**Direction**
Filter the records for lines holding the string "一般不需特殊防护".

**Material provided**
START

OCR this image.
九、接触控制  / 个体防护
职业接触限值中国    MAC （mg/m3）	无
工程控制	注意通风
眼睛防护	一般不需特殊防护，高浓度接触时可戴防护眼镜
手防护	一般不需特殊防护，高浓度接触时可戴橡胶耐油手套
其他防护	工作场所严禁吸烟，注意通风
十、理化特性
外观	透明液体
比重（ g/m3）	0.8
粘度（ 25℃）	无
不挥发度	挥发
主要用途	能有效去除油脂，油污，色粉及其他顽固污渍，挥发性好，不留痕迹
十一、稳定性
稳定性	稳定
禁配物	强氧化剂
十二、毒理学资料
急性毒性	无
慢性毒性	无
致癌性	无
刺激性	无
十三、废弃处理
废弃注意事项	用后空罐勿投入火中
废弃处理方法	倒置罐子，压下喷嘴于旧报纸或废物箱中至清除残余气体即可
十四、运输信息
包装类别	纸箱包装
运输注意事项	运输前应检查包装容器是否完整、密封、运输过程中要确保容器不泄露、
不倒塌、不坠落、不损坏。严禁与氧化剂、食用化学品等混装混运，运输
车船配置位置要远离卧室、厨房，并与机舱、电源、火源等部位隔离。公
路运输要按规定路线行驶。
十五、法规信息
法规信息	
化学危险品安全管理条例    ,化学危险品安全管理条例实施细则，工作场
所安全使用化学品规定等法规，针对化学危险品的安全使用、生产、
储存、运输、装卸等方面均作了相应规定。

END

**Finished answer**
眼睛防护	一般不需特殊防护，高浓度接触时可戴防护眼镜
手防护	一般不需特殊防护，高浓度接触时可戴橡胶耐油手套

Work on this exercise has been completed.